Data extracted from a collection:
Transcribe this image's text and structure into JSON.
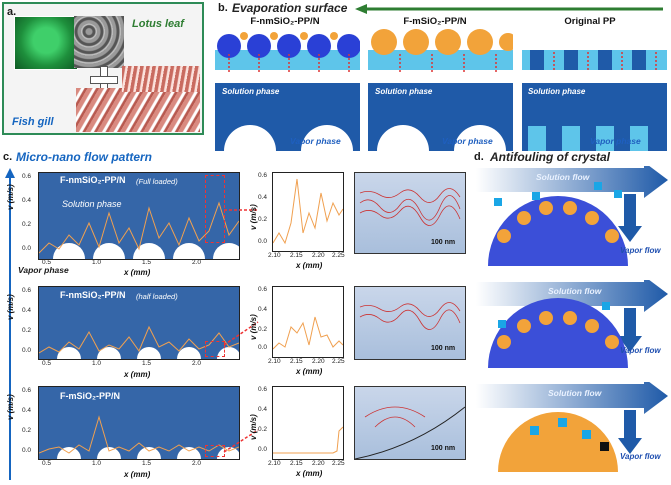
{
  "panel_a": {
    "label": "a.",
    "lotus": "Lotus leaf",
    "fish": "Fish gill"
  },
  "panel_b": {
    "label": "b.",
    "title": "Evaporation surface",
    "col1": "F-nmSiO₂-PP/N",
    "col2": "F-mSiO₂-PP/N",
    "col3": "Original PP",
    "solution": "Solution phase",
    "vapor": "Vapor phase"
  },
  "panel_c": {
    "label": "c.",
    "title": "Micro-nano flow pattern",
    "row1_title": "F-nmSiO₂-PP/N",
    "row1_note": "(Full loaded)",
    "row1_solution": "Solution phase",
    "row1_vapor": "Vapor phase",
    "row2_title": "F-nmSiO₂-PP/N",
    "row2_note": "(half loaded)",
    "row3_title": "F-mSiO₂-PP/N",
    "ylabel": "v (m/s)",
    "xlabel": "x (mm)",
    "scale": "100 nm",
    "row1_yticks": [
      "0.6",
      "0.4",
      "0.2",
      "0.0"
    ],
    "row2_yticks": [
      "0.6",
      "0.4",
      "0.2",
      "0.0"
    ],
    "row3_yticks": [
      "0.6",
      "0.4",
      "0.2",
      "0.0"
    ],
    "row1_xticks": [
      "0.5",
      "1.0",
      "1.5",
      "2.0"
    ],
    "row2_xticks": [
      "0.5",
      "1.0",
      "1.5",
      "2.0"
    ],
    "row3_xticks": [
      "0.5",
      "1.0",
      "1.5",
      "2.0"
    ],
    "zoom1_yticks": [
      "0.6",
      "0.4",
      "0.2",
      "0.0"
    ],
    "zoom1_xticks": [
      "2.10",
      "2.15",
      "2.20",
      "2.25"
    ],
    "zoom2_yticks": [
      "0.6",
      "0.4",
      "0.2",
      "0.0"
    ],
    "zoom2_xticks": [
      "2.10",
      "2.15",
      "2.20",
      "2.25"
    ],
    "zoom3_yticks": [
      "0.6",
      "0.4",
      "0.2",
      "0.0"
    ],
    "zoom3_xticks": [
      "2.10",
      "2.15",
      "2.20",
      "2.25"
    ]
  },
  "panel_d": {
    "label": "d.",
    "title": "Antifouling of crystal",
    "solution_flow": "Solution flow",
    "vapor_flow": "Vapor flow"
  },
  "colors": {
    "accent_blue": "#1565c0",
    "plot_bg": "#3566a8",
    "signal": "#f0a050",
    "sphere_blue": "#3b4fd8",
    "sphere_orange": "#f2a33a"
  }
}
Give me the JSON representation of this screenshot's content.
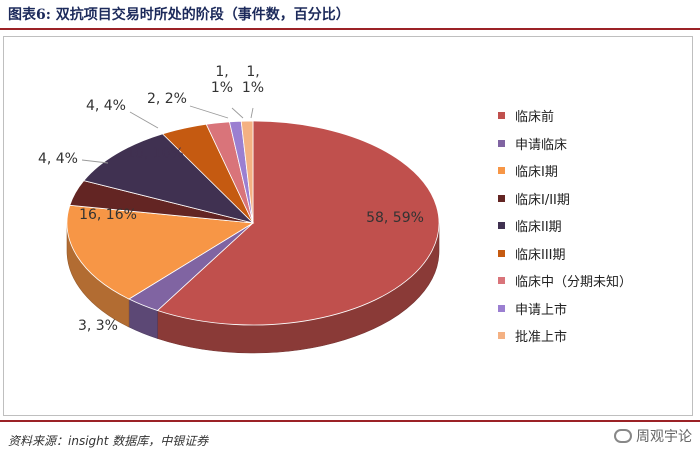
{
  "header": {
    "title": "图表6: 双抗项目交易时所处的阶段（事件数，百分比）"
  },
  "footer": {
    "source": "资料来源：insight 数据库，中银证券",
    "watermark": "周观宇论"
  },
  "chart_data": {
    "type": "pie",
    "title": "",
    "three_d": true,
    "legend_position": "right",
    "series": [
      {
        "name": "临床前",
        "value": 58,
        "percent": 59,
        "label": "58, 59%",
        "color": "#c0504d"
      },
      {
        "name": "申请临床",
        "value": 3,
        "percent": 3,
        "label": "3, 3%",
        "color": "#8064a2"
      },
      {
        "name": "临床I期",
        "value": 16,
        "percent": 16,
        "label": "16, 16%",
        "color": "#f79646"
      },
      {
        "name": "临床I/II期",
        "value": 4,
        "percent": 4,
        "label": "4, 4%",
        "color": "#632523"
      },
      {
        "name": "临床II期",
        "value": 10,
        "percent": 10,
        "label": "10, 10%",
        "color": "#403151"
      },
      {
        "name": "临床III期",
        "value": 4,
        "percent": 4,
        "label": "4, 4%",
        "color": "#c55a11"
      },
      {
        "name": "临床中（分期未知）",
        "value": 2,
        "percent": 2,
        "label": "2, 2%",
        "color": "#d9747a"
      },
      {
        "name": "申请上市",
        "value": 1,
        "percent": 1,
        "label": "1, 1%",
        "color": "#9b7fd1"
      },
      {
        "name": "批准上市",
        "value": 1,
        "percent": 1,
        "label": "1, 1%",
        "color": "#f4b183"
      }
    ]
  }
}
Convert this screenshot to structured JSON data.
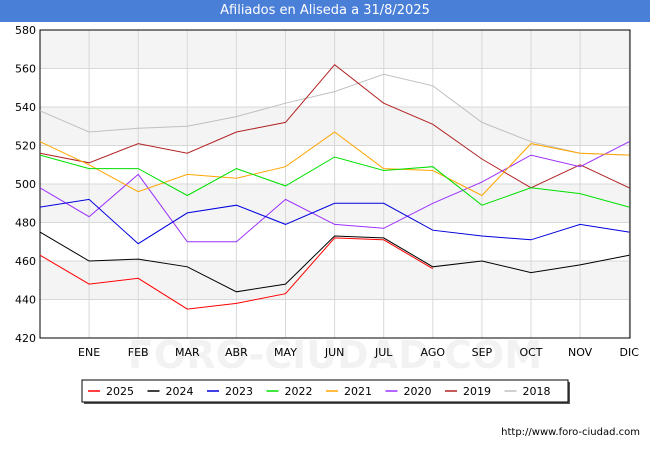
{
  "title": "Afiliados en Aliseda a 31/8/2025",
  "footer": "http://www.foro-ciudad.com",
  "watermark": "FORO-CIUDAD.COM",
  "chart_data": {
    "type": "line",
    "title": "Afiliados en Aliseda a 31/8/2025",
    "x_tick_labels": [
      "ENE",
      "FEB",
      "MAR",
      "ABR",
      "MAY",
      "JUN",
      "JUL",
      "AGO",
      "SEP",
      "OCT",
      "NOV",
      "DIC"
    ],
    "ylim": [
      420,
      580
    ],
    "yticks": [
      420,
      440,
      460,
      480,
      500,
      520,
      540,
      560,
      580
    ],
    "grid": true,
    "legend_position": "bottom",
    "series": [
      {
        "name": "2018",
        "color": "#c0c0c0",
        "values": [
          538,
          527,
          529,
          530,
          535,
          542,
          548,
          557,
          551,
          532,
          522,
          516,
          515
        ]
      },
      {
        "name": "2019",
        "color": "#b22222",
        "values": [
          516,
          511,
          521,
          516,
          527,
          532,
          562,
          542,
          531,
          513,
          498,
          510,
          498
        ]
      },
      {
        "name": "2020",
        "color": "#9b30ff",
        "values": [
          498,
          483,
          505,
          470,
          470,
          492,
          479,
          477,
          490,
          501,
          515,
          509,
          522
        ]
      },
      {
        "name": "2021",
        "color": "#ffa500",
        "values": [
          522,
          510,
          496,
          505,
          503,
          509,
          527,
          508,
          507,
          494,
          521,
          516,
          515
        ]
      },
      {
        "name": "2022",
        "color": "#00e000",
        "values": [
          515,
          508,
          508,
          494,
          508,
          499,
          514,
          507,
          509,
          489,
          498,
          495,
          488
        ]
      },
      {
        "name": "2023",
        "color": "#0000dd",
        "values": [
          488,
          492,
          469,
          485,
          489,
          479,
          490,
          490,
          476,
          473,
          471,
          479,
          475
        ]
      },
      {
        "name": "2024",
        "color": "#000000",
        "values": [
          475,
          460,
          461,
          457,
          444,
          448,
          473,
          472,
          457,
          460,
          454,
          458,
          463
        ]
      },
      {
        "name": "2025",
        "color": "#ff0000",
        "values": [
          463,
          448,
          451,
          435,
          438,
          443,
          472,
          471,
          456
        ]
      }
    ],
    "legend_order": [
      "2025",
      "2024",
      "2023",
      "2022",
      "2021",
      "2020",
      "2019",
      "2018"
    ]
  }
}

EXERCISE DESCRIPTION: Repeat everything in the records precisely. Images are excluded from the copy.

IN RESPONSE:
Transcribe this image's text and structure into JSON.
{
  "panel_a": {
    "label": "a.",
    "lotus": "Lotus leaf",
    "fish": "Fish gill"
  },
  "panel_b": {
    "label": "b.",
    "title": "Evaporation surface",
    "col1": "F-nmSiO₂-PP/N",
    "col2": "F-mSiO₂-PP/N",
    "col3": "Original PP",
    "solution": "Solution phase",
    "vapor": "Vapor phase"
  },
  "panel_c": {
    "label": "c.",
    "title": "Micro-nano flow pattern",
    "row1_title": "F-nmSiO₂-PP/N",
    "row1_note": "(Full loaded)",
    "row1_solution": "Solution phase",
    "row1_vapor": "Vapor phase",
    "row2_title": "F-nmSiO₂-PP/N",
    "row2_note": "(half loaded)",
    "row3_title": "F-mSiO₂-PP/N",
    "ylabel": "v (m/s)",
    "xlabel": "x (mm)",
    "scale": "100 nm",
    "row1_yticks": [
      "0.6",
      "0.4",
      "0.2",
      "0.0"
    ],
    "row2_yticks": [
      "0.6",
      "0.4",
      "0.2",
      "0.0"
    ],
    "row3_yticks": [
      "0.6",
      "0.4",
      "0.2",
      "0.0"
    ],
    "row1_xticks": [
      "0.5",
      "1.0",
      "1.5",
      "2.0"
    ],
    "row2_xticks": [
      "0.5",
      "1.0",
      "1.5",
      "2.0"
    ],
    "row3_xticks": [
      "0.5",
      "1.0",
      "1.5",
      "2.0"
    ],
    "zoom1_yticks": [
      "0.6",
      "0.4",
      "0.2",
      "0.0"
    ],
    "zoom1_xticks": [
      "2.10",
      "2.15",
      "2.20",
      "2.25"
    ],
    "zoom2_yticks": [
      "0.6",
      "0.4",
      "0.2",
      "0.0"
    ],
    "zoom2_xticks": [
      "2.10",
      "2.15",
      "2.20",
      "2.25"
    ],
    "zoom3_yticks": [
      "0.6",
      "0.4",
      "0.2",
      "0.0"
    ],
    "zoom3_xticks": [
      "2.10",
      "2.15",
      "2.20",
      "2.25"
    ]
  },
  "panel_d": {
    "label": "d.",
    "title": "Antifouling of crystal",
    "solution_flow": "Solution flow",
    "vapor_flow": "Vapor flow"
  },
  "colors": {
    "accent_blue": "#1565c0",
    "plot_bg": "#3566a8",
    "signal": "#f0a050",
    "sphere_blue": "#3b4fd8",
    "sphere_orange": "#f2a33a"
  }
}
Give me the JSON representation of this screenshot's content.
{
  "header": {
    "title": "图表6: 双抗项目交易时所处的阶段（事件数，百分比）"
  },
  "footer": {
    "source": "资料来源：insight 数据库，中银证券",
    "watermark": "周观宇论"
  },
  "chart_data": {
    "type": "pie",
    "title": "",
    "three_d": true,
    "legend_position": "right",
    "series": [
      {
        "name": "临床前",
        "value": 58,
        "percent": 59,
        "label": "58, 59%",
        "color": "#c0504d"
      },
      {
        "name": "申请临床",
        "value": 3,
        "percent": 3,
        "label": "3, 3%",
        "color": "#8064a2"
      },
      {
        "name": "临床I期",
        "value": 16,
        "percent": 16,
        "label": "16, 16%",
        "color": "#f79646"
      },
      {
        "name": "临床I/II期",
        "value": 4,
        "percent": 4,
        "label": "4, 4%",
        "color": "#632523"
      },
      {
        "name": "临床II期",
        "value": 10,
        "percent": 10,
        "label": "10, 10%",
        "color": "#403151"
      },
      {
        "name": "临床III期",
        "value": 4,
        "percent": 4,
        "label": "4, 4%",
        "color": "#c55a11"
      },
      {
        "name": "临床中（分期未知）",
        "value": 2,
        "percent": 2,
        "label": "2, 2%",
        "color": "#d9747a"
      },
      {
        "name": "申请上市",
        "value": 1,
        "percent": 1,
        "label": "1, 1%",
        "color": "#9b7fd1"
      },
      {
        "name": "批准上市",
        "value": 1,
        "percent": 1,
        "label": "1, 1%",
        "color": "#f4b183"
      }
    ]
  }
}
Convert this screenshot to structured JSON data.
{
  "title": "Afiliados en Aliseda a 31/8/2025",
  "footer": "http://www.foro-ciudad.com",
  "watermark": "FORO-CIUDAD.COM",
  "chart_data": {
    "type": "line",
    "title": "Afiliados en Aliseda a 31/8/2025",
    "x_tick_labels": [
      "ENE",
      "FEB",
      "MAR",
      "ABR",
      "MAY",
      "JUN",
      "JUL",
      "AGO",
      "SEP",
      "OCT",
      "NOV",
      "DIC"
    ],
    "ylim": [
      420,
      580
    ],
    "yticks": [
      420,
      440,
      460,
      480,
      500,
      520,
      540,
      560,
      580
    ],
    "grid": true,
    "legend_position": "bottom",
    "series": [
      {
        "name": "2018",
        "color": "#c0c0c0",
        "values": [
          538,
          527,
          529,
          530,
          535,
          542,
          548,
          557,
          551,
          532,
          522,
          516,
          515
        ]
      },
      {
        "name": "2019",
        "color": "#b22222",
        "values": [
          516,
          511,
          521,
          516,
          527,
          532,
          562,
          542,
          531,
          513,
          498,
          510,
          498
        ]
      },
      {
        "name": "2020",
        "color": "#9b30ff",
        "values": [
          498,
          483,
          505,
          470,
          470,
          492,
          479,
          477,
          490,
          501,
          515,
          509,
          522
        ]
      },
      {
        "name": "2021",
        "color": "#ffa500",
        "values": [
          522,
          510,
          496,
          505,
          503,
          509,
          527,
          508,
          507,
          494,
          521,
          516,
          515
        ]
      },
      {
        "name": "2022",
        "color": "#00e000",
        "values": [
          515,
          508,
          508,
          494,
          508,
          499,
          514,
          507,
          509,
          489,
          498,
          495,
          488
        ]
      },
      {
        "name": "2023",
        "color": "#0000dd",
        "values": [
          488,
          492,
          469,
          485,
          489,
          479,
          490,
          490,
          476,
          473,
          471,
          479,
          475
        ]
      },
      {
        "name": "2024",
        "color": "#000000",
        "values": [
          475,
          460,
          461,
          457,
          444,
          448,
          473,
          472,
          457,
          460,
          454,
          458,
          463
        ]
      },
      {
        "name": "2025",
        "color": "#ff0000",
        "values": [
          463,
          448,
          451,
          435,
          438,
          443,
          472,
          471,
          456
        ]
      }
    ],
    "legend_order": [
      "2025",
      "2024",
      "2023",
      "2022",
      "2021",
      "2020",
      "2019",
      "2018"
    ]
  }
}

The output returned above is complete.